-- Problem to solve --
Count, in the entries below, the lines in which "连续负数" occurs. Give the number, nothing more.

-- Data supplied --
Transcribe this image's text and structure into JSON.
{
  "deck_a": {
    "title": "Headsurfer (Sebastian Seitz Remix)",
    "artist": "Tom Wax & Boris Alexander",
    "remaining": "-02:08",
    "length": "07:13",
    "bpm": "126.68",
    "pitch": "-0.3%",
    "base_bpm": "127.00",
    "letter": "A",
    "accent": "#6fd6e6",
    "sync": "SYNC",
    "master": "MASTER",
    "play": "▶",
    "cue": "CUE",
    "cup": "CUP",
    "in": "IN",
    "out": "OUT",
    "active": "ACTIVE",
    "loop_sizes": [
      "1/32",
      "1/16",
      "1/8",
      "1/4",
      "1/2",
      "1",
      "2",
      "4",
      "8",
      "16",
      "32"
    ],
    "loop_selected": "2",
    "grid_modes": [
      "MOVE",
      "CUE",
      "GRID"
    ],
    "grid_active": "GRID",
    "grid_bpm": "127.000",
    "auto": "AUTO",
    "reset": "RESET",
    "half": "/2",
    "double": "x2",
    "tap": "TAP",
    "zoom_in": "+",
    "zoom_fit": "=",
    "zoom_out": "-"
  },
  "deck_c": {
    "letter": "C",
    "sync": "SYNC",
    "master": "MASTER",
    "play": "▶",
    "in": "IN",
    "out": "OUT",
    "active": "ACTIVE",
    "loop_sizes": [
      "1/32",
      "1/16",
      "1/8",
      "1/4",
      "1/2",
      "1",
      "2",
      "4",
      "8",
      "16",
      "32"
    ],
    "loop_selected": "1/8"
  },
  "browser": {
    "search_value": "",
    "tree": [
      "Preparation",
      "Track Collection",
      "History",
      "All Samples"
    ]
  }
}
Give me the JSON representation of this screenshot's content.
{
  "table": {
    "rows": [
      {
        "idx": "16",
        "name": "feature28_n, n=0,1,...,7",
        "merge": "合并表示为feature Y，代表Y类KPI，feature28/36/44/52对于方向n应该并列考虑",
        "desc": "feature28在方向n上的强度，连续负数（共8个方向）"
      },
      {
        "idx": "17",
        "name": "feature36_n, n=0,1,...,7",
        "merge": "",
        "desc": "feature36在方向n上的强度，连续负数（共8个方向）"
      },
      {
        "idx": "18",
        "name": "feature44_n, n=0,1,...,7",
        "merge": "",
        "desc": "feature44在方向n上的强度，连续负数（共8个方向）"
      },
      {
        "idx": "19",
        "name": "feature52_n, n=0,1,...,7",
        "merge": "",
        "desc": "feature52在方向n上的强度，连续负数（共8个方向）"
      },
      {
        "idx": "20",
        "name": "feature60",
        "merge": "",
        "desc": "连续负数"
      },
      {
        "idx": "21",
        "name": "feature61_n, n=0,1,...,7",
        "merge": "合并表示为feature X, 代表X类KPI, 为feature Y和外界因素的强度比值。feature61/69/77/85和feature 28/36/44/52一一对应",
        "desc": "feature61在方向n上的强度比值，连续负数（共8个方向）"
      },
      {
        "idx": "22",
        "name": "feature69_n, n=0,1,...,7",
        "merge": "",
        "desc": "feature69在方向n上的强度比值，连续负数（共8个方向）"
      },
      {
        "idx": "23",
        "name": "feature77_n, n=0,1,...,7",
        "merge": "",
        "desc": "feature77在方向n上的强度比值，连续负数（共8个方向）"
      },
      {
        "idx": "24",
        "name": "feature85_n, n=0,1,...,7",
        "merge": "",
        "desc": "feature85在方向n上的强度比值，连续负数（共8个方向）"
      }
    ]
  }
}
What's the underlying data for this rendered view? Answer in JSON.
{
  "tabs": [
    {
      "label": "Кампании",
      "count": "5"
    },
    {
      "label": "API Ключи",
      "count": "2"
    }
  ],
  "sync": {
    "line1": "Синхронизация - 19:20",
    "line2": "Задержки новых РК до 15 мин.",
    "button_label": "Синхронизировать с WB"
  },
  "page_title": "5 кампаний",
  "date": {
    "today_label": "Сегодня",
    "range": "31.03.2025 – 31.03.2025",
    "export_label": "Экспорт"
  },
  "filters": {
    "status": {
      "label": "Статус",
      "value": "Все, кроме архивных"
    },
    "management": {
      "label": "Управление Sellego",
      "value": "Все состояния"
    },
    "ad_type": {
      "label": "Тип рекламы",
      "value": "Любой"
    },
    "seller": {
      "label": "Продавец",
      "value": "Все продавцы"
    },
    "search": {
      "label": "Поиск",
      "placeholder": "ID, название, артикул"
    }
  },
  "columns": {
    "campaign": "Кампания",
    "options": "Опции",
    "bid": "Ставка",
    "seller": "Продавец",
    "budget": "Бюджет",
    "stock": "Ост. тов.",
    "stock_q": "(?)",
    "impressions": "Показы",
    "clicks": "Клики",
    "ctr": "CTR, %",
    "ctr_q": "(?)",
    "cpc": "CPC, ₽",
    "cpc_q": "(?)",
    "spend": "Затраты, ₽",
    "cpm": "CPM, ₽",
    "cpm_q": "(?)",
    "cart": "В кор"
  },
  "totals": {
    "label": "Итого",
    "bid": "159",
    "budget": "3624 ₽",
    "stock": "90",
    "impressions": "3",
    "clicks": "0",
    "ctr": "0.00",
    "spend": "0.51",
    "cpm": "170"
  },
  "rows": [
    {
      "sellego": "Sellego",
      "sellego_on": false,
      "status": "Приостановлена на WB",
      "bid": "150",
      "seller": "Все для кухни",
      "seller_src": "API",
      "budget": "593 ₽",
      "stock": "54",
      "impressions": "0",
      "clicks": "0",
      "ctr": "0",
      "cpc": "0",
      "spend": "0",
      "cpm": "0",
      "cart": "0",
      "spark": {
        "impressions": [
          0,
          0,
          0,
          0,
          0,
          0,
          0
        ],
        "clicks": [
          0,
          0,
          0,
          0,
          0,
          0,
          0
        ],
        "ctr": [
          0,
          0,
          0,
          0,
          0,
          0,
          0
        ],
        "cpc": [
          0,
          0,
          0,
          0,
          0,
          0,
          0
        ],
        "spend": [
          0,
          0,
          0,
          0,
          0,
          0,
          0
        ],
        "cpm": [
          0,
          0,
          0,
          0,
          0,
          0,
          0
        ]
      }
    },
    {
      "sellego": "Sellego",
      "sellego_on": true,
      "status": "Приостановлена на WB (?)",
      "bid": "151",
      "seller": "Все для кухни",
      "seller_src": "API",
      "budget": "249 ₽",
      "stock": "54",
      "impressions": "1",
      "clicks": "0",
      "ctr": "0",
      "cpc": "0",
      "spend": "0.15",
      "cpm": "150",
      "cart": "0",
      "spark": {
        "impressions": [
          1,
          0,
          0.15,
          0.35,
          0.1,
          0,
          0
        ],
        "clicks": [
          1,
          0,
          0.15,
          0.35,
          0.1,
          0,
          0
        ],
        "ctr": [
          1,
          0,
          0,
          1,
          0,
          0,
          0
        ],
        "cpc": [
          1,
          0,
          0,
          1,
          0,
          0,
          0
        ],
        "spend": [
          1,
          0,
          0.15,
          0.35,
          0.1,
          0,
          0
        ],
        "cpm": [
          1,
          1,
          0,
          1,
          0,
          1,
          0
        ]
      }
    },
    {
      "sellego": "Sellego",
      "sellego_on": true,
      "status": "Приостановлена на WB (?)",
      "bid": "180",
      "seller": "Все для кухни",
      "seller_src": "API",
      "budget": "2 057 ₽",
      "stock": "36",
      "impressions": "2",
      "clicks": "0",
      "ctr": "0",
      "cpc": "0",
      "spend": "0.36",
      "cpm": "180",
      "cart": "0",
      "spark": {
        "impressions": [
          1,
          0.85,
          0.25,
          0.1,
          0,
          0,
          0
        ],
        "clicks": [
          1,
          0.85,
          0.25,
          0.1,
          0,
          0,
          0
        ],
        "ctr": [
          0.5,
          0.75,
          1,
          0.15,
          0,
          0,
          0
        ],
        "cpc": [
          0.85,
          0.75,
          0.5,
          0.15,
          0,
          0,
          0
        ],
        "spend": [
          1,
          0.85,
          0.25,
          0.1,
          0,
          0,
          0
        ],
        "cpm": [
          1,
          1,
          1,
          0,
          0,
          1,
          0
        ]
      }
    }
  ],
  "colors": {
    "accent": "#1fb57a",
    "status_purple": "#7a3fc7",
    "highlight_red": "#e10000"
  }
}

-- Result of the exercise --
9